▶ **RECORDS FOR THE TASK**:
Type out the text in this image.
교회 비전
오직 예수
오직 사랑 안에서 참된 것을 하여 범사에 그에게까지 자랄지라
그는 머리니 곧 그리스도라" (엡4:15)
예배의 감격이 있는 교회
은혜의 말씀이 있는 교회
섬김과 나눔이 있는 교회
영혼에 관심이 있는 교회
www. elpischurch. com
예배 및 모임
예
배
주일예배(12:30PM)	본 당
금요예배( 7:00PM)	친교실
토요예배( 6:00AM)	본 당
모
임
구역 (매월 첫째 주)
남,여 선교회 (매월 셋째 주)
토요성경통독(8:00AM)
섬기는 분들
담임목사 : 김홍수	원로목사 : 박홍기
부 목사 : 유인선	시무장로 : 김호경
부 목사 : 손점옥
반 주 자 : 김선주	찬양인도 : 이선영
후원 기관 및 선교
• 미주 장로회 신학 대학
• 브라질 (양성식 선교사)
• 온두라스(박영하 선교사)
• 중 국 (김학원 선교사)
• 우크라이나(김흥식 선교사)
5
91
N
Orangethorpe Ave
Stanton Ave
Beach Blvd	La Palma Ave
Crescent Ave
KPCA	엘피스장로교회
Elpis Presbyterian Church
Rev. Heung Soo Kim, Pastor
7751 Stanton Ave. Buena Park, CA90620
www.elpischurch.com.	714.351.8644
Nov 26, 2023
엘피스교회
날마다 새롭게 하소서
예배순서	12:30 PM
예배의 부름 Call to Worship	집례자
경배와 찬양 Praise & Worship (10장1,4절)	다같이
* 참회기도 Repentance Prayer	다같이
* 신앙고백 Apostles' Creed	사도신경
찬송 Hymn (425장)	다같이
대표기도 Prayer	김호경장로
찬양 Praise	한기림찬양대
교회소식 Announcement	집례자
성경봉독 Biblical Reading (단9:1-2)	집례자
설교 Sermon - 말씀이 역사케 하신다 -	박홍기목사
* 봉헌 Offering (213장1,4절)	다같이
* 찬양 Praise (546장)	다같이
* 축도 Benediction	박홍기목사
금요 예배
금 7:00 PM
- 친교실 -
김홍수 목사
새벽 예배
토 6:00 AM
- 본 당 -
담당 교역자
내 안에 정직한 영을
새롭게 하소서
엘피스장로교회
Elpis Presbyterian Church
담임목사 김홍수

▶ **DO THIS**: Each record above should be repeated exactly as it appears.

▶ **ANSWER TO THIS TASK**:
Type out the text in this image.
교회 비전
오직 예수
오직 사랑 안에서 참된 것을 하여 범사에 그에게까지 자랄지라
그는 머리니 곧 그리스도라" (엡4:15)
예배의 감격이 있는 교회
은혜의 말씀이 있는 교회
섬김과 나눔이 있는 교회
영혼에 관심이 있는 교회
www. elpischurch. com
예배 및 모임
예
배
주일예배(12:30PM)	본 당
금요예배( 7:00PM)	친교실
토요예배( 6:00AM)	본 당
모
임
구역 (매월 첫째 주)
남,여 선교회 (매월 셋째 주)
토요성경통독(8:00AM)
섬기는 분들
담임목사 : 김홍수	원로목사 : 박홍기
부 목사 : 유인선	시무장로 : 김호경
부 목사 : 손점옥
반 주 자 : 김선주	찬양인도 : 이선영
후원 기관 및 선교
• 미주 장로회 신학 대학
• 브라질 (양성식 선교사)
• 온두라스(박영하 선교사)
• 중 국 (김학원 선교사)
• 우크라이나(김흥식 선교사)
5
91
N
Orangethorpe Ave
Stanton Ave
Beach Blvd	La Palma Ave
Crescent Ave
KPCA	엘피스장로교회
Elpis Presbyterian Church
Rev. Heung Soo Kim, Pastor
7751 Stanton Ave. Buena Park, CA90620
www.elpischurch.com.	714.351.8644
Nov 26, 2023
엘피스교회
날마다 새롭게 하소서
예배순서	12:30 PM
예배의 부름 Call to Worship	집례자
경배와 찬양 Praise & Worship (10장1,4절)	다같이
* 참회기도 Repentance Prayer	다같이
* 신앙고백 Apostles' Creed	사도신경
찬송 Hymn (425장)	다같이
대표기도 Prayer	김호경장로
찬양 Praise	한기림찬양대
교회소식 Announcement	집례자
성경봉독 Biblical Reading (단9:1-2)	집례자
설교 Sermon - 말씀이 역사케 하신다 -	박홍기목사
* 봉헌 Offering (213장1,4절)	다같이
* 찬양 Praise (546장)	다같이
* 축도 Benediction	박홍기목사
금요 예배
금 7:00 PM
- 친교실 -
김홍수 목사
새벽 예배
토 6:00 AM
- 본 당 -
담당 교역자
내 안에 정직한 영을
새롭게 하소서
엘피스장로교회
Elpis Presbyterian Church
담임목사 김홍수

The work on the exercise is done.